**Problem requirements**
Rename "chevron-down-icon" to "caret-down-icon" in the entries from the start through the line containing "add-group-button[interactable]: + Add", inclusive, and reproduce those lines with everything else unchanged.

Items from a data source
======

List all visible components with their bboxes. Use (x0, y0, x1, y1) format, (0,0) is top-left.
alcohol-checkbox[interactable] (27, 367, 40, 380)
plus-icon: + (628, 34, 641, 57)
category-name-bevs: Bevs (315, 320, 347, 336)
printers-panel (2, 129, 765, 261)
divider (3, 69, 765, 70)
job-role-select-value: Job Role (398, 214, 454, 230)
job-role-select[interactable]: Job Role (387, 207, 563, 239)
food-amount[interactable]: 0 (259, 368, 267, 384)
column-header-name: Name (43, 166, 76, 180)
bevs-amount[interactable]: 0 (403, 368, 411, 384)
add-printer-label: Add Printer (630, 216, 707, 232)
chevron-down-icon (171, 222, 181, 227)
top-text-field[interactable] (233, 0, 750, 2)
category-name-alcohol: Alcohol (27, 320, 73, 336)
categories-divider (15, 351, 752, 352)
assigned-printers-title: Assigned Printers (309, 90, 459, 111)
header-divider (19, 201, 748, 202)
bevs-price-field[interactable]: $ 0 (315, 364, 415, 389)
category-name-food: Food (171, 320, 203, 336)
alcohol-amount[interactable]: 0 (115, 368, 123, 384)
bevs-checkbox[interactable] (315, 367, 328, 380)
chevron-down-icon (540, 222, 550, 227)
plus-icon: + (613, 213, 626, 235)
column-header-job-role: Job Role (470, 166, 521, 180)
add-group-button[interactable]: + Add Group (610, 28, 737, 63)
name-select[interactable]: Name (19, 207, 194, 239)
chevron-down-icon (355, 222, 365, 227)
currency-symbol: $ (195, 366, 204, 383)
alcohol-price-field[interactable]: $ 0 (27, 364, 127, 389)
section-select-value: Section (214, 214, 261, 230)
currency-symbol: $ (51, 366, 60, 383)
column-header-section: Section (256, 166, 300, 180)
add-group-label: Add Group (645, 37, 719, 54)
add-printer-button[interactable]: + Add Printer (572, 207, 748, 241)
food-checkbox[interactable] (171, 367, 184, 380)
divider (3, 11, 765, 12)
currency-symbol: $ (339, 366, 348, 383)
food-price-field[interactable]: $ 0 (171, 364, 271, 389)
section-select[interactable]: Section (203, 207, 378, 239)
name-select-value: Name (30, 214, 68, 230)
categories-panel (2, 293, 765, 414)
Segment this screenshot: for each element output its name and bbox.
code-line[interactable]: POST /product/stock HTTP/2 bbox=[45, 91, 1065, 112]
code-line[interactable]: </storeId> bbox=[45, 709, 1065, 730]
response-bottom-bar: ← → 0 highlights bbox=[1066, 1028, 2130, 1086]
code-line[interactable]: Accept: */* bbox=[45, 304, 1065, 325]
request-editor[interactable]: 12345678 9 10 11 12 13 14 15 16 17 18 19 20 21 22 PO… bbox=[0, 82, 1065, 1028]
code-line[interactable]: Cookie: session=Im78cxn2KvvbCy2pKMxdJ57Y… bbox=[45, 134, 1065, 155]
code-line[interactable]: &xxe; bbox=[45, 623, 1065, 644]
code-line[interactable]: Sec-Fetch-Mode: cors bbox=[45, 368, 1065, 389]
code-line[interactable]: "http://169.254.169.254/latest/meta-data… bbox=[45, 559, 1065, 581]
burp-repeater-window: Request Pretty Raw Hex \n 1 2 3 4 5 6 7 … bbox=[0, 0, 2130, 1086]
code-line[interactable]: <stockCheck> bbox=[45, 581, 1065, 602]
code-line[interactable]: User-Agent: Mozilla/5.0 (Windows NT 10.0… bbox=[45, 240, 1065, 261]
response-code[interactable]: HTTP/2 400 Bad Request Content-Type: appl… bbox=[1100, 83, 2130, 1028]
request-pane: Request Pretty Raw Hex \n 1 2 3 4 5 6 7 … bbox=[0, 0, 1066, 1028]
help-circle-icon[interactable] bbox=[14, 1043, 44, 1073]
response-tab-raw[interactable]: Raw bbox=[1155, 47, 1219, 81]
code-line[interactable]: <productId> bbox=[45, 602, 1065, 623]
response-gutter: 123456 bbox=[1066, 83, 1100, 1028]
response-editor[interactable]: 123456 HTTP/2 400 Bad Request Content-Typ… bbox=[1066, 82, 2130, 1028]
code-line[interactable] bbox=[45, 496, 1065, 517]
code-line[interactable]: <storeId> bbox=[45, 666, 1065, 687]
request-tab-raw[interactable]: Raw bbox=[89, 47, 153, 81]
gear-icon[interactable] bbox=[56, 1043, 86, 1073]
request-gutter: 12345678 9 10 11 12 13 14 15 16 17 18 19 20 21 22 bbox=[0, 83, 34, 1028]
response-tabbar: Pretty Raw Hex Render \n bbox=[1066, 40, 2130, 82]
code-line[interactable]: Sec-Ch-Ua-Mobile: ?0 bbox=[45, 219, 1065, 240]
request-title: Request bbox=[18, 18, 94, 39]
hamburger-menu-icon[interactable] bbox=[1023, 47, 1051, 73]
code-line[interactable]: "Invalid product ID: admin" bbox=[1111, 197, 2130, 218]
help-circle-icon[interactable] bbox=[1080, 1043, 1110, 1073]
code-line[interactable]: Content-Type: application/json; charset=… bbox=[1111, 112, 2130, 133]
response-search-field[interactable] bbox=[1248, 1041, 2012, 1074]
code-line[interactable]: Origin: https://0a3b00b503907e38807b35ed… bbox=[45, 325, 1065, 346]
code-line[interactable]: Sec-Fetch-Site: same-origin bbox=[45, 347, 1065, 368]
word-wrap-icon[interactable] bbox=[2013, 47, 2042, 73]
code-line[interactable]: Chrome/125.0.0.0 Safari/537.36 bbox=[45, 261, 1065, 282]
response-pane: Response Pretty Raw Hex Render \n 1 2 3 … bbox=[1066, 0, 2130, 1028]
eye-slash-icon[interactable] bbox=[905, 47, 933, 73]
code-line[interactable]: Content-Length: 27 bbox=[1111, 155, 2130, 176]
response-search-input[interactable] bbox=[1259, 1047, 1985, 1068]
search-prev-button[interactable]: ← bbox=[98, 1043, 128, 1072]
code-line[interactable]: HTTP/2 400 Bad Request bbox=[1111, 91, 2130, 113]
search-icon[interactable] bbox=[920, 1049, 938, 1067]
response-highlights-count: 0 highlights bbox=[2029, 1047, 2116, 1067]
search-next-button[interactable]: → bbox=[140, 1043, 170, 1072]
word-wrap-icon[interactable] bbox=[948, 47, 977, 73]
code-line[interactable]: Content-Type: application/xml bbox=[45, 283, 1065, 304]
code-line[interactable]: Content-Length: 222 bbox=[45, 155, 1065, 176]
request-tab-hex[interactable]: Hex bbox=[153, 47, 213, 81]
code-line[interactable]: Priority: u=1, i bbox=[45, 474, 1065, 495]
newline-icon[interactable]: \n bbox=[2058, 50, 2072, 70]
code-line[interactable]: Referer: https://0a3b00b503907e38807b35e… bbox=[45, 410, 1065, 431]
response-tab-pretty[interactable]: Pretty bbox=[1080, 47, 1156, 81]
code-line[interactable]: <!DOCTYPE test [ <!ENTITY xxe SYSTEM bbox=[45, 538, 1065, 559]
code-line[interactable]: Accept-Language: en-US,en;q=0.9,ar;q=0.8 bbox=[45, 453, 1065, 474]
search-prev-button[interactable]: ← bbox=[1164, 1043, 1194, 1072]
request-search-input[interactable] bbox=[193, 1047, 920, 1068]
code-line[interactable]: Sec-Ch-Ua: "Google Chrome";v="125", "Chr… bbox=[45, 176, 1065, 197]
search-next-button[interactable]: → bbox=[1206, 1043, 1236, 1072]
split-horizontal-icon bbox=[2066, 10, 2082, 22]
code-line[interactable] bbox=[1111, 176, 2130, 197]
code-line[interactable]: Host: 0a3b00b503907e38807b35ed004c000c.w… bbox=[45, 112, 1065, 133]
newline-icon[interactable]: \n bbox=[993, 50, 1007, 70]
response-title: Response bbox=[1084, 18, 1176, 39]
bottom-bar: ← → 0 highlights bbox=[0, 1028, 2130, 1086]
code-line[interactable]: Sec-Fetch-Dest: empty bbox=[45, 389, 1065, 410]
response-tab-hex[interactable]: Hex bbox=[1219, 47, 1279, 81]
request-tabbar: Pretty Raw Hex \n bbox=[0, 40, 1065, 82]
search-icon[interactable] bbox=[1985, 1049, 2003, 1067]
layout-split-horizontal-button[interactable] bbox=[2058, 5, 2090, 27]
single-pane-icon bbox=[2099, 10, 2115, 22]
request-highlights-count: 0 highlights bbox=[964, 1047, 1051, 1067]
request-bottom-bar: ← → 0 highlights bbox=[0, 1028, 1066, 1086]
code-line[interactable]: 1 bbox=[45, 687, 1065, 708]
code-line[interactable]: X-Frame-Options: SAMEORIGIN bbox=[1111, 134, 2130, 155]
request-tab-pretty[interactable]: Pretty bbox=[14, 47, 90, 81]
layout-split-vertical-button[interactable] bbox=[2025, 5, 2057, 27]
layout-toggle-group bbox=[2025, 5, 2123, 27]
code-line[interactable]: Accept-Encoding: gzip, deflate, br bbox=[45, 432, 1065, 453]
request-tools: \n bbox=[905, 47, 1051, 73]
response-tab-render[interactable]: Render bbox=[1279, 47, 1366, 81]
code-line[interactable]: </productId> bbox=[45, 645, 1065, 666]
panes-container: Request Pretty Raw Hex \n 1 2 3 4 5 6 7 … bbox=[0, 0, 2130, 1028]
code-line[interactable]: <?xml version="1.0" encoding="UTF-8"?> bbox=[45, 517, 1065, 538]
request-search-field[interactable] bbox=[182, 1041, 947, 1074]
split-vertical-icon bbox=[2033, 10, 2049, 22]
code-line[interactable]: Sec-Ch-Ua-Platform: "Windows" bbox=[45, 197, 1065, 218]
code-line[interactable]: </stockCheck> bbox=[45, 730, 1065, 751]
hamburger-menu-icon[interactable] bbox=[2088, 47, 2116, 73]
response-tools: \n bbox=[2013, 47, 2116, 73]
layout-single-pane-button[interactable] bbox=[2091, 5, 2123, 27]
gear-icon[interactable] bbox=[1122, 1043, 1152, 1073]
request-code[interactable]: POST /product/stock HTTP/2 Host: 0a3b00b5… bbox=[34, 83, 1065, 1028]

======

**Answer to this problem**
List all visible components with their bboxes. Use (x0, y0, x1, y1) format, (0,0) is top-left.
alcohol-checkbox[interactable] (27, 367, 40, 380)
plus-icon: + (628, 34, 641, 57)
category-name-bevs: Bevs (315, 320, 347, 336)
printers-panel (2, 129, 765, 261)
divider (3, 69, 765, 70)
job-role-select-value: Job Role (398, 214, 454, 230)
job-role-select[interactable]: Job Role (387, 207, 563, 239)
food-amount[interactable]: 0 (259, 368, 267, 384)
column-header-name: Name (43, 166, 76, 180)
bevs-amount[interactable]: 0 (403, 368, 411, 384)
add-printer-label: Add Printer (630, 216, 707, 232)
caret-down-icon (171, 222, 181, 227)
top-text-field[interactable] (233, 0, 750, 2)
category-name-alcohol: Alcohol (27, 320, 73, 336)
categories-divider (15, 351, 752, 352)
assigned-printers-title: Assigned Printers (309, 90, 459, 111)
header-divider (19, 201, 748, 202)
bevs-price-field[interactable]: $ 0 (315, 364, 415, 389)
category-name-food: Food (171, 320, 203, 336)
alcohol-amount[interactable]: 0 (115, 368, 123, 384)
bevs-checkbox[interactable] (315, 367, 328, 380)
caret-down-icon (540, 222, 550, 227)
plus-icon: + (613, 213, 626, 235)
column-header-job-role: Job Role (470, 166, 521, 180)
add-group-button[interactable]: + Add Group (610, 28, 737, 63)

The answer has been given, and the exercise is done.